— start of Dataset records —

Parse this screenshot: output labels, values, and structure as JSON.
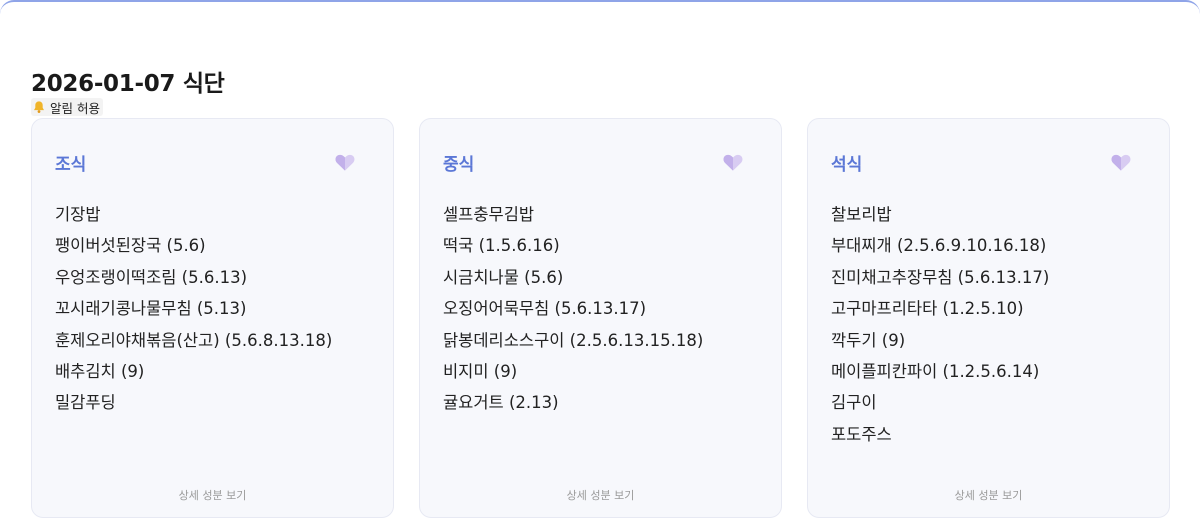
{
  "page": {
    "title": "2026-01-07 식단",
    "notification_label": "알림 허용",
    "notification_icon": "bell-icon"
  },
  "meals": [
    {
      "name": "조식",
      "favorite_icon": "heart-icon",
      "items": [
        "기장밥",
        "팽이버섯된장국 (5.6)",
        "우엉조랭이떡조림 (5.6.13)",
        "꼬시래기콩나물무침 (5.13)",
        "훈제오리야채볶음(산고) (5.6.8.13.18)",
        "배추김치 (9)",
        "밀감푸딩"
      ],
      "detail_label": "상세 성분 보기"
    },
    {
      "name": "중식",
      "favorite_icon": "heart-icon",
      "items": [
        "셀프충무김밥",
        "떡국 (1.5.6.16)",
        "시금치나물 (5.6)",
        "오징어어묵무침 (5.6.13.17)",
        "닭봉데리소스구이 (2.5.6.13.15.18)",
        "비지미 (9)",
        "귤요거트 (2.13)"
      ],
      "detail_label": "상세 성분 보기"
    },
    {
      "name": "석식",
      "favorite_icon": "heart-icon",
      "items": [
        "찰보리밥",
        "부대찌개 (2.5.6.9.10.16.18)",
        "진미채고추장무침 (5.6.13.17)",
        "고구마프리타타 (1.2.5.10)",
        "깍두기 (9)",
        "메이플피칸파이 (1.2.5.6.14)",
        "김구이",
        "포도주스"
      ],
      "detail_label": "상세 성분 보기"
    }
  ],
  "colors": {
    "accent": "#5b77d6",
    "card_bg": "#f7f8fc",
    "heart": "#c9b8ec",
    "top_border": "#8fa4e8"
  }
}
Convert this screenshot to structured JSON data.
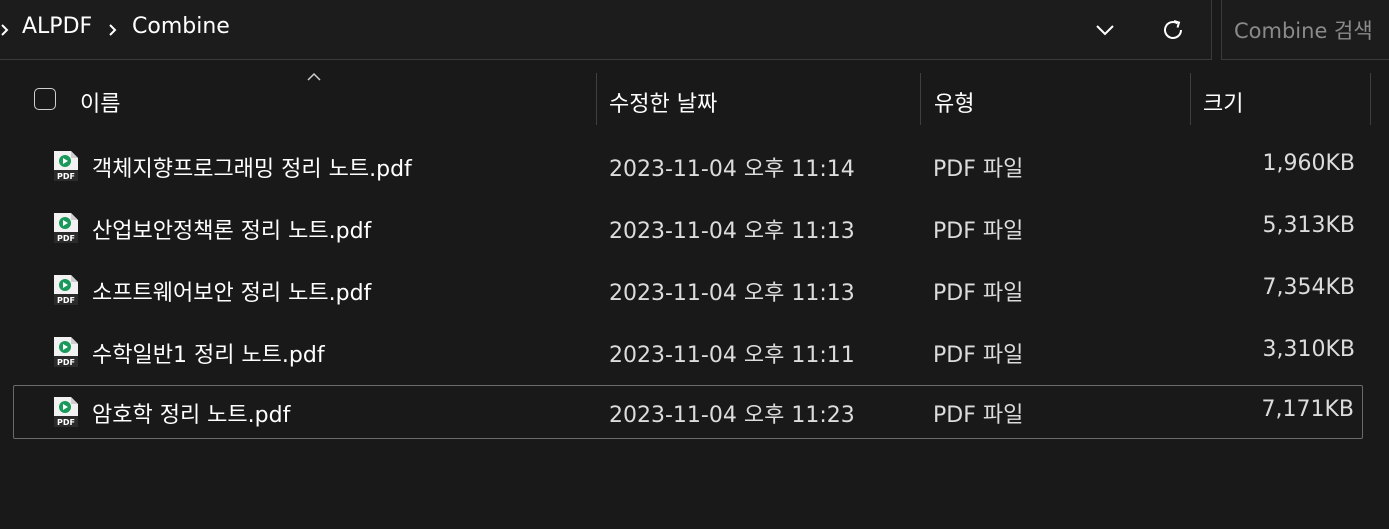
{
  "breadcrumb": {
    "items": [
      "ALPDF",
      "Combine"
    ]
  },
  "search": {
    "placeholder": "Combine 검색"
  },
  "columns": {
    "name": "이름",
    "date": "수정한 날짜",
    "type": "유형",
    "size": "크기"
  },
  "files": [
    {
      "name": "객체지향프로그래밍 정리 노트.pdf",
      "date": "2023-11-04 오후 11:14",
      "type": "PDF 파일",
      "size": "1,960KB"
    },
    {
      "name": "산업보안정책론 정리 노트.pdf",
      "date": "2023-11-04 오후 11:13",
      "type": "PDF 파일",
      "size": "5,313KB"
    },
    {
      "name": "소프트웨어보안 정리 노트.pdf",
      "date": "2023-11-04 오후 11:13",
      "type": "PDF 파일",
      "size": "7,354KB"
    },
    {
      "name": "수학일반1 정리 노트.pdf",
      "date": "2023-11-04 오후 11:11",
      "type": "PDF 파일",
      "size": "3,310KB"
    },
    {
      "name": "암호학 정리 노트.pdf",
      "date": "2023-11-04 오후 11:23",
      "type": "PDF 파일",
      "size": "7,171KB"
    }
  ],
  "file_icon_label": "PDF",
  "selected_row": 4,
  "colors": {
    "background": "#191919",
    "icon_accent": "#1a9a5a"
  }
}
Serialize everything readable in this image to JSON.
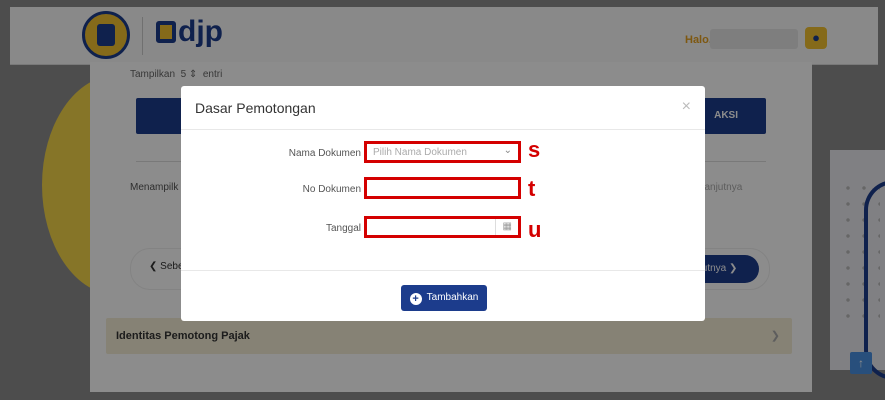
{
  "header": {
    "brand": "djp",
    "greeting": "Halo,",
    "user_icon": "user-icon"
  },
  "background": {
    "show_entries": {
      "label": "Tampilkan",
      "value": "5",
      "suffix": "entri"
    },
    "table": {
      "actions_header": "AKSI"
    },
    "showing_text": "Menampilk",
    "next_link": "Selanjutnya",
    "pager": {
      "prev": "Sebe",
      "next": "ikutnya"
    },
    "section_title": "Identitas Pemotong Pajak",
    "scroll_top_icon": "arrow-up-icon"
  },
  "modal": {
    "title": "Dasar Pemotongan",
    "close_icon": "close-icon",
    "fields": {
      "document_name": {
        "label": "Nama Dokumen",
        "placeholder": "Pilih Nama Dokumen",
        "annotation": "s"
      },
      "document_number": {
        "label": "No Dokumen",
        "value": "",
        "annotation": "t"
      },
      "date": {
        "label": "Tanggal",
        "value": "",
        "annotation": "u"
      }
    },
    "submit_label": "Tambahkan"
  },
  "colors": {
    "brand_navy": "#1c3c8c",
    "brand_gold": "#f2c230",
    "annotation_red": "#d40000"
  }
}
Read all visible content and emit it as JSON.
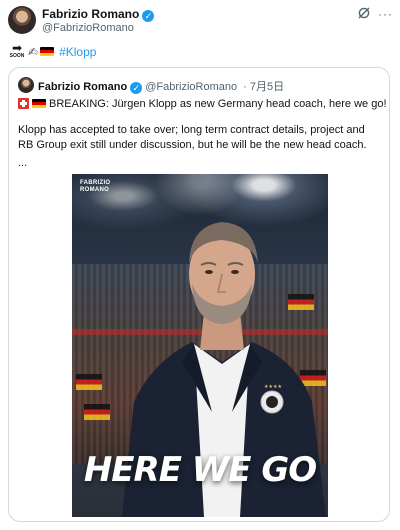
{
  "author": {
    "name": "Fabrizio Romano",
    "handle": "@FabrizioRomano"
  },
  "tweet": {
    "soon_label": "SOON",
    "hashtag": "#Klopp"
  },
  "quoted": {
    "name": "Fabrizio Romano",
    "handle": "@FabrizioRomano",
    "date": "· 7月5日",
    "line1": "BREAKING: Jürgen Klopp as new Germany head coach, here we go!",
    "body": "Klopp has accepted to take over; long term contract details, project and RB Group exit still under discussion, but he will be the new head coach.",
    "ellipsis": "..."
  },
  "media": {
    "brand_line1": "FABRIZIO",
    "brand_line2": "ROMANO",
    "headline": "HERE WE GO"
  },
  "colors": {
    "link": "#1d9bf0",
    "verified": "#1d9bf0",
    "text": "#0f1419",
    "muted": "#536471",
    "border": "#cfd9de"
  },
  "icons": [
    "verified-badge-icon",
    "grok-icon",
    "more-icon",
    "soon-arrow-icon",
    "pen-icon",
    "germany-flag-icon",
    "switzerland-flag-icon",
    "collision-icon"
  ]
}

— end of Dataset records —

*Exercise prompt*
The records above need to be given again exactly. Omit the pictures.

*Task output*
Parse this screenshot: output labels, values, and structure as JSON.
{
  "page": {
    "title": "2026-01-07 식단",
    "notification_label": "알림 허용",
    "notification_icon": "bell-icon"
  },
  "meals": [
    {
      "name": "조식",
      "favorite_icon": "heart-icon",
      "items": [
        "기장밥",
        "팽이버섯된장국 (5.6)",
        "우엉조랭이떡조림 (5.6.13)",
        "꼬시래기콩나물무침 (5.13)",
        "훈제오리야채볶음(산고) (5.6.8.13.18)",
        "배추김치 (9)",
        "밀감푸딩"
      ],
      "detail_label": "상세 성분 보기"
    },
    {
      "name": "중식",
      "favorite_icon": "heart-icon",
      "items": [
        "셀프충무김밥",
        "떡국 (1.5.6.16)",
        "시금치나물 (5.6)",
        "오징어어묵무침 (5.6.13.17)",
        "닭봉데리소스구이 (2.5.6.13.15.18)",
        "비지미 (9)",
        "귤요거트 (2.13)"
      ],
      "detail_label": "상세 성분 보기"
    },
    {
      "name": "석식",
      "favorite_icon": "heart-icon",
      "items": [
        "찰보리밥",
        "부대찌개 (2.5.6.9.10.16.18)",
        "진미채고추장무침 (5.6.13.17)",
        "고구마프리타타 (1.2.5.10)",
        "깍두기 (9)",
        "메이플피칸파이 (1.2.5.6.14)",
        "김구이",
        "포도주스"
      ],
      "detail_label": "상세 성분 보기"
    }
  ],
  "colors": {
    "accent": "#5b77d6",
    "card_bg": "#f7f8fc",
    "heart": "#c9b8ec",
    "top_border": "#8fa4e8"
  }
}
Convert this screenshot to structured JSON data.
{
  "breadcrumb": {
    "items": [
      "ALPDF",
      "Combine"
    ]
  },
  "search": {
    "placeholder": "Combine 검색"
  },
  "columns": {
    "name": "이름",
    "date": "수정한 날짜",
    "type": "유형",
    "size": "크기"
  },
  "files": [
    {
      "name": "객체지향프로그래밍 정리 노트.pdf",
      "date": "2023-11-04 오후 11:14",
      "type": "PDF 파일",
      "size": "1,960KB"
    },
    {
      "name": "산업보안정책론 정리 노트.pdf",
      "date": "2023-11-04 오후 11:13",
      "type": "PDF 파일",
      "size": "5,313KB"
    },
    {
      "name": "소프트웨어보안 정리 노트.pdf",
      "date": "2023-11-04 오후 11:13",
      "type": "PDF 파일",
      "size": "7,354KB"
    },
    {
      "name": "수학일반1 정리 노트.pdf",
      "date": "2023-11-04 오후 11:11",
      "type": "PDF 파일",
      "size": "3,310KB"
    },
    {
      "name": "암호학 정리 노트.pdf",
      "date": "2023-11-04 오후 11:23",
      "type": "PDF 파일",
      "size": "7,171KB"
    }
  ],
  "file_icon_label": "PDF",
  "selected_row": 4,
  "colors": {
    "background": "#191919",
    "icon_accent": "#1a9a5a"
  }
}
Serialize everything readable in this image to JSON.
{
  "header": {
    "brand": "djp",
    "greeting": "Halo,",
    "user_icon": "user-icon"
  },
  "background": {
    "show_entries": {
      "label": "Tampilkan",
      "value": "5",
      "suffix": "entri"
    },
    "table": {
      "actions_header": "AKSI"
    },
    "showing_text": "Menampilk",
    "next_link": "Selanjutnya",
    "pager": {
      "prev": "Sebe",
      "next": "ikutnya"
    },
    "section_title": "Identitas Pemotong Pajak",
    "scroll_top_icon": "arrow-up-icon"
  },
  "modal": {
    "title": "Dasar Pemotongan",
    "close_icon": "close-icon",
    "fields": {
      "document_name": {
        "label": "Nama Dokumen",
        "placeholder": "Pilih Nama Dokumen",
        "annotation": "s"
      },
      "document_number": {
        "label": "No Dokumen",
        "value": "",
        "annotation": "t"
      },
      "date": {
        "label": "Tanggal",
        "value": "",
        "annotation": "u"
      }
    },
    "submit_label": "Tambahkan"
  },
  "colors": {
    "brand_navy": "#1c3c8c",
    "brand_gold": "#f2c230",
    "annotation_red": "#d40000"
  }
}
Read all visible content and emit it as JSON.
{
  "author": {
    "name": "Fabrizio Romano",
    "handle": "@FabrizioRomano"
  },
  "tweet": {
    "soon_label": "SOON",
    "hashtag": "#Klopp"
  },
  "quoted": {
    "name": "Fabrizio Romano",
    "handle": "@FabrizioRomano",
    "date": "· 7月5日",
    "line1": "BREAKING: Jürgen Klopp as new Germany head coach, here we go!",
    "body": "Klopp has accepted to take over; long term contract details, project and RB Group exit still under discussion, but he will be the new head coach.",
    "ellipsis": "..."
  },
  "media": {
    "brand_line1": "FABRIZIO",
    "brand_line2": "ROMANO",
    "headline": "HERE WE GO"
  },
  "colors": {
    "link": "#1d9bf0",
    "verified": "#1d9bf0",
    "text": "#0f1419",
    "muted": "#536471",
    "border": "#cfd9de"
  },
  "icons": [
    "verified-badge-icon",
    "grok-icon",
    "more-icon",
    "soon-arrow-icon",
    "pen-icon",
    "germany-flag-icon",
    "switzerland-flag-icon",
    "collision-icon"
  ]
}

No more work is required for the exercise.